Problem details
From the listing below, extract every line in which the word "javawebProject" appears.

■ ■ ■ ■

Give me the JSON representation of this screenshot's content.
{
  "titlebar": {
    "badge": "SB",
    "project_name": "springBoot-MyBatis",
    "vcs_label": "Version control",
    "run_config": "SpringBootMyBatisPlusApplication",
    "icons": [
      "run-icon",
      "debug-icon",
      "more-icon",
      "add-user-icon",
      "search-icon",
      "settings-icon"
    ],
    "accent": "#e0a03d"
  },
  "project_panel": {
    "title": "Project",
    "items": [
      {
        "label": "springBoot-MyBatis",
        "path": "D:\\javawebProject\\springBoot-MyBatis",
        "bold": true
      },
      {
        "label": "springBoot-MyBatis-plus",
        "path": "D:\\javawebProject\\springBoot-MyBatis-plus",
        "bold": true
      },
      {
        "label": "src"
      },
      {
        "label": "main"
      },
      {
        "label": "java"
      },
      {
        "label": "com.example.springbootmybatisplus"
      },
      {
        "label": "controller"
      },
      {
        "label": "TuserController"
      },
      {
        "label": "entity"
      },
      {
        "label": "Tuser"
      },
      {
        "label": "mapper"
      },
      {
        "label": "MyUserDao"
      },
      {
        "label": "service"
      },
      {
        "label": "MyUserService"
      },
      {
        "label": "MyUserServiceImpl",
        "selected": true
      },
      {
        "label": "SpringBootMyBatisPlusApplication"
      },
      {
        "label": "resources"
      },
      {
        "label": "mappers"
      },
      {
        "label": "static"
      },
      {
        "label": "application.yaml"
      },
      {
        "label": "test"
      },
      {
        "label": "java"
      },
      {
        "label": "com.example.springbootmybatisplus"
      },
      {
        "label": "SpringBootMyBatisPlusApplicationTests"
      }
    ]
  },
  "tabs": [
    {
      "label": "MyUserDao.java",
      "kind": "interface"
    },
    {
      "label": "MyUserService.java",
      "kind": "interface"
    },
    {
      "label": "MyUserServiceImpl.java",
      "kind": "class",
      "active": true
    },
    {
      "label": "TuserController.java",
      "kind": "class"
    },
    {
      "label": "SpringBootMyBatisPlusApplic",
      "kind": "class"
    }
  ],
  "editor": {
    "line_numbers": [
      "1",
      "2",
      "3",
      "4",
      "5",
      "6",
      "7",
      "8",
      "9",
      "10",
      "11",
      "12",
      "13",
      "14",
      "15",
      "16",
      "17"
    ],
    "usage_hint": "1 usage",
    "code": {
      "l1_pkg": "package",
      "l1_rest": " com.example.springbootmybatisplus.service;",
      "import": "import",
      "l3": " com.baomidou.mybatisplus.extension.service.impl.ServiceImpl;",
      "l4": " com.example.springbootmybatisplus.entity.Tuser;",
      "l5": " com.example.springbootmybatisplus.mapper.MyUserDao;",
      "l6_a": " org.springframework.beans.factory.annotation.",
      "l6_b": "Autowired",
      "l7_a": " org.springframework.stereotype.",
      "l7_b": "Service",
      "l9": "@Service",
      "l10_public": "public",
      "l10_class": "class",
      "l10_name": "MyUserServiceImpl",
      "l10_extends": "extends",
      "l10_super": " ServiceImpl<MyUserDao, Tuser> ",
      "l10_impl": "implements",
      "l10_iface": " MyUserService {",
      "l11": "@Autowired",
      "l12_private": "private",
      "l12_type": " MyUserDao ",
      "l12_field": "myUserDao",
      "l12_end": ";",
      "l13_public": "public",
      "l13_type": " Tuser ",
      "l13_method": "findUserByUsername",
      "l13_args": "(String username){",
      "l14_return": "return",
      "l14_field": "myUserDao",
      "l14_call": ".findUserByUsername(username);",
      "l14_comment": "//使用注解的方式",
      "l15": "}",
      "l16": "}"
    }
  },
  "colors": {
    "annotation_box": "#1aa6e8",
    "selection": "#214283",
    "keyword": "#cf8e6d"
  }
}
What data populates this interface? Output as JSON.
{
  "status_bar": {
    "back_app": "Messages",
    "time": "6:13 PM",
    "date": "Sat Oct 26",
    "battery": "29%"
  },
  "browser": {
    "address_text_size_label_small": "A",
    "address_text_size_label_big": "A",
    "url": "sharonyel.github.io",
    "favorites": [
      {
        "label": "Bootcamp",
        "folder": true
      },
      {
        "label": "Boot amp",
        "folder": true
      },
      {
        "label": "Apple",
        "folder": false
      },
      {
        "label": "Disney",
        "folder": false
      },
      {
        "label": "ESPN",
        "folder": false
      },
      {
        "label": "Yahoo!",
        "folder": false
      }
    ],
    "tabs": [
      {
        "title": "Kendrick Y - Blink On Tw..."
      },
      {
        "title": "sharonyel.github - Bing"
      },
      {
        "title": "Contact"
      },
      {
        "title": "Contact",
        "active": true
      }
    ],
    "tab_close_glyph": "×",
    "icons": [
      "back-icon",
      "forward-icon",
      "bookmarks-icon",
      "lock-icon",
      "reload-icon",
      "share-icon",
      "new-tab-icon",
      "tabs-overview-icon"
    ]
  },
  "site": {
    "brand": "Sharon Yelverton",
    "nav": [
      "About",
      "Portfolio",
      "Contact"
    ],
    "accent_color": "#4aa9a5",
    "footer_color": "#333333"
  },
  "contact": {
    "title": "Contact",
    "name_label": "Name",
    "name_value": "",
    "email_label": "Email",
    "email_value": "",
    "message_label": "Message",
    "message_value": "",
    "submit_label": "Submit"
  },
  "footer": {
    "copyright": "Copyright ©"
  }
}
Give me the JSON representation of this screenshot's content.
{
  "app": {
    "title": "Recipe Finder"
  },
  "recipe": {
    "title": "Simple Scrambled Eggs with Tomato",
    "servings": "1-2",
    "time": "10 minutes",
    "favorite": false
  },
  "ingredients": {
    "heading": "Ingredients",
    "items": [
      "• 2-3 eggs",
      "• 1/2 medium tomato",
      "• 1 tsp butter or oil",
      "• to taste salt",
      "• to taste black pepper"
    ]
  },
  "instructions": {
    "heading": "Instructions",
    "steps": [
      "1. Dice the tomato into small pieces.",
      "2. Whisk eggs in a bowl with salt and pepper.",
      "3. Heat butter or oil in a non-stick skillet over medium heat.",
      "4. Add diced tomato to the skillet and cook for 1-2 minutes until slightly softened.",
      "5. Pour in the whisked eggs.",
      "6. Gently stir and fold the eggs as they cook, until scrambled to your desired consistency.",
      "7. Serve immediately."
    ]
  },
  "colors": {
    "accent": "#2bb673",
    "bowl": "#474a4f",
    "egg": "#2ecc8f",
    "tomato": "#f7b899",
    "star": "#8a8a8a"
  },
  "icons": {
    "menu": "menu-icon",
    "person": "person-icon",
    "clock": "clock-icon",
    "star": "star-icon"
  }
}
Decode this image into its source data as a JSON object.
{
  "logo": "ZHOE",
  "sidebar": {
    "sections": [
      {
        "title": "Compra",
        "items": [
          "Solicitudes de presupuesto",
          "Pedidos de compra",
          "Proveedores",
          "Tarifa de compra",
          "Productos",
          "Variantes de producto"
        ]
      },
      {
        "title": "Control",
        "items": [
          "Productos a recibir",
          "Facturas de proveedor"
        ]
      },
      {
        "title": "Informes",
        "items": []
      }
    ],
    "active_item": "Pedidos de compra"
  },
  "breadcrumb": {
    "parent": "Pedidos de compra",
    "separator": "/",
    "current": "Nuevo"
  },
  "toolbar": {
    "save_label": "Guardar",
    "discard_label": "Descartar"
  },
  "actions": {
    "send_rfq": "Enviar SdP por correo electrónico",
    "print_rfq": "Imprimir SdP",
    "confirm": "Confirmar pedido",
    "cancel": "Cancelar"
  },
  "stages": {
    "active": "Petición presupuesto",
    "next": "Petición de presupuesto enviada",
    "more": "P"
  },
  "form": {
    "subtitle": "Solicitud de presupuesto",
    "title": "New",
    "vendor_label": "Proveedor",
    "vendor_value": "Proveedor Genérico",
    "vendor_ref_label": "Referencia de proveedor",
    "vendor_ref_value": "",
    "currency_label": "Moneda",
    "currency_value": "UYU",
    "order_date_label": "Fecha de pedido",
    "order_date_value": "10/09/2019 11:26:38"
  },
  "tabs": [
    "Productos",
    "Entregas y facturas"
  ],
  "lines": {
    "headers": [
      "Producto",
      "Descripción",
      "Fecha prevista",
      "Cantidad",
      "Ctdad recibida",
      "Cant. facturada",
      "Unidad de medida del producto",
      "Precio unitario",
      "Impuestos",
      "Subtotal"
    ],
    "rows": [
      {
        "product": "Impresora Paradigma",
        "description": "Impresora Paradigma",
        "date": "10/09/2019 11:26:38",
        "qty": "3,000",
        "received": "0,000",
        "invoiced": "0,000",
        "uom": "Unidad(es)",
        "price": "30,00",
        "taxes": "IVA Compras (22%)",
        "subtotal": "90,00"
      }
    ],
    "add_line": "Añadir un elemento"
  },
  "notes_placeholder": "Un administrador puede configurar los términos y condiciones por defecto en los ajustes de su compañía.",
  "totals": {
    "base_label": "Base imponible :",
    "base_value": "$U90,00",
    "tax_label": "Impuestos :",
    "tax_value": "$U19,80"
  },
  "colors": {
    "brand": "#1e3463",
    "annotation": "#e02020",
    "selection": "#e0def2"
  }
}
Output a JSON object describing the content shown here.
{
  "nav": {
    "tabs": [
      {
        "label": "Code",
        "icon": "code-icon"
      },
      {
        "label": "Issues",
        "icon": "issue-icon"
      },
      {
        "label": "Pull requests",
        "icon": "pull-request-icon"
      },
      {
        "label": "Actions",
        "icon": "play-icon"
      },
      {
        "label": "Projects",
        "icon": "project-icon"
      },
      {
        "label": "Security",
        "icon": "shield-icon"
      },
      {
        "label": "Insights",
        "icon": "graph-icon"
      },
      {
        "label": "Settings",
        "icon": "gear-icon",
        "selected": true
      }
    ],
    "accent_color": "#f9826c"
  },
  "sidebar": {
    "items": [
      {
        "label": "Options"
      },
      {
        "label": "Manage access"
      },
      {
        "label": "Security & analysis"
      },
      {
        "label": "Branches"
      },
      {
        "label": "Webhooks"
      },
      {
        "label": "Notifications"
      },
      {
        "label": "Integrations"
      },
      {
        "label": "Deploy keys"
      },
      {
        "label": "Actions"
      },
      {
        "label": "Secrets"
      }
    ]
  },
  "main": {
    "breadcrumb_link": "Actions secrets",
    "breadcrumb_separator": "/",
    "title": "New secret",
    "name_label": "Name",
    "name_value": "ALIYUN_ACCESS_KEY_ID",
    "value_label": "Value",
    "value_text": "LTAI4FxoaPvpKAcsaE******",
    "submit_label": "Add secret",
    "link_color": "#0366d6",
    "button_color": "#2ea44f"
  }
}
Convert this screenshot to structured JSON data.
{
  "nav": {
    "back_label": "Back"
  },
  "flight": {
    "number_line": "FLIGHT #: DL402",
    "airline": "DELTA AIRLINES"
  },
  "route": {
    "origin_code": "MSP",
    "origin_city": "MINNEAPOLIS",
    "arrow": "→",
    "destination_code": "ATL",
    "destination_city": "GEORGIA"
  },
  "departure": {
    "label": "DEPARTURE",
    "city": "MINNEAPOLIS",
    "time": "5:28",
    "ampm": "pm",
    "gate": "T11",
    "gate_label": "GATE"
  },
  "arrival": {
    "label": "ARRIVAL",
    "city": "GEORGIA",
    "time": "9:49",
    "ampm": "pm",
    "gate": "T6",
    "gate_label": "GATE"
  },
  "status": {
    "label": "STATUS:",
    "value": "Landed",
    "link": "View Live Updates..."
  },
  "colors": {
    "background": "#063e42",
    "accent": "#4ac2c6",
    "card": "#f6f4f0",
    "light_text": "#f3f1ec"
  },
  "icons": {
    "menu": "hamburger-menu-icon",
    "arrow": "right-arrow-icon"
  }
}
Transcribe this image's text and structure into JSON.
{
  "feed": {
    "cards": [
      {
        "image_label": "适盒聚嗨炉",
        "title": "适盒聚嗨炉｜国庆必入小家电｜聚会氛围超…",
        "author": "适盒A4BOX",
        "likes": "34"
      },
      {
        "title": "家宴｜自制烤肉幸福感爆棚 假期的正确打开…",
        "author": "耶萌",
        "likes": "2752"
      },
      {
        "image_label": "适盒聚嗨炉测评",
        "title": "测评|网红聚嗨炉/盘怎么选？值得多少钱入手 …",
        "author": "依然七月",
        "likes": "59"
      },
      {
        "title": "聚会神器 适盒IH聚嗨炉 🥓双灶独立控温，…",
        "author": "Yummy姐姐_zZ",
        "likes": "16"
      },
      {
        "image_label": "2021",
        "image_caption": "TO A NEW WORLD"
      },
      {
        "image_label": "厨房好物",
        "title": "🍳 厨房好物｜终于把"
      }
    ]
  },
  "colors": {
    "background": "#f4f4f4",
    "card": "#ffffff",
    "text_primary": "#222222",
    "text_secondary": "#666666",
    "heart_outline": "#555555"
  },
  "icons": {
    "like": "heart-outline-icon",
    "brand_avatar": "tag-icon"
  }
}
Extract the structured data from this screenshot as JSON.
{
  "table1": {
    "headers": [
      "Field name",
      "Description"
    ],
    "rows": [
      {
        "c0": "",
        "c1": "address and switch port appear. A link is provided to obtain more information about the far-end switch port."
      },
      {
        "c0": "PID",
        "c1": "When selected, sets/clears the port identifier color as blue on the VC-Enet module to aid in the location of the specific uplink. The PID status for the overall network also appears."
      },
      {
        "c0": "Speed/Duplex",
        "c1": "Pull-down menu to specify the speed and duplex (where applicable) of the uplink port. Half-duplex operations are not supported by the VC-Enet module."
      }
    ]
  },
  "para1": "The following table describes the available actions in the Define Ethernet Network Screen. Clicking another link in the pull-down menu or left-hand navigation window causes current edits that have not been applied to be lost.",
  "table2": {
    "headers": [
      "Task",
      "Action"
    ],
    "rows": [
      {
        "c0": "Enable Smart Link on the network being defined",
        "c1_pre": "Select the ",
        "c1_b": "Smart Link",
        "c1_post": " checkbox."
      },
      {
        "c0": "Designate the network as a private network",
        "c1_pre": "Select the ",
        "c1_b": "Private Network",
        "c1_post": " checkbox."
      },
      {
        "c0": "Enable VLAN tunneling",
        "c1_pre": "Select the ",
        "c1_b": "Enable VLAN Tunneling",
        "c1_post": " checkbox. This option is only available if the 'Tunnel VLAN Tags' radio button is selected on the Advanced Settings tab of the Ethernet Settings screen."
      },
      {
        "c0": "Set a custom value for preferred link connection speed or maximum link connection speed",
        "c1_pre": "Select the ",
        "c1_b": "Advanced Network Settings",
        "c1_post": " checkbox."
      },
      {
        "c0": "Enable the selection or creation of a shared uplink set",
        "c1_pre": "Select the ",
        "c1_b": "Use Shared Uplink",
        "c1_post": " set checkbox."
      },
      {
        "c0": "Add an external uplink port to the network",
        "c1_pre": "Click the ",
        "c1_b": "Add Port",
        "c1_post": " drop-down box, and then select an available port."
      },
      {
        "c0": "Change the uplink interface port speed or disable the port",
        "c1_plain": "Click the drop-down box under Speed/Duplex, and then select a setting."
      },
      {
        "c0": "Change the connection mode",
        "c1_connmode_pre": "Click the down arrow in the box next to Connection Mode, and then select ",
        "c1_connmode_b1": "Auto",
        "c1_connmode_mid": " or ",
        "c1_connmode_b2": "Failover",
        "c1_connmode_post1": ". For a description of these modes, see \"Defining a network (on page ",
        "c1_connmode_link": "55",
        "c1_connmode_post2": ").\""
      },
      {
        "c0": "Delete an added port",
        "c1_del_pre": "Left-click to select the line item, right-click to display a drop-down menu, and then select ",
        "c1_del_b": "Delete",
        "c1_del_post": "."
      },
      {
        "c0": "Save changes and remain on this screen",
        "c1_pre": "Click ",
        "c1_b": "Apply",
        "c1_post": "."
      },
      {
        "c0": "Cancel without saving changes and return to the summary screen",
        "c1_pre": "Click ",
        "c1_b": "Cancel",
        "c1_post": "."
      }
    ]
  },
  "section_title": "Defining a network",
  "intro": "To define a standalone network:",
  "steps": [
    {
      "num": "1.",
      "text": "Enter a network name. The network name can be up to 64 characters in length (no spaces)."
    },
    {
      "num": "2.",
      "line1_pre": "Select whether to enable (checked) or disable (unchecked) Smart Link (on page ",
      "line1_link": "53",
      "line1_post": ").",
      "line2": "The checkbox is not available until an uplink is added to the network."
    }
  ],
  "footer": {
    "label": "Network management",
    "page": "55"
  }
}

■ ■ ■ ■

Full solution
        "path": "D:\\javawebProject\\springBoot-MyBatis",
        "path": "D:\\javawebProject\\springBoot-MyBatis-plus",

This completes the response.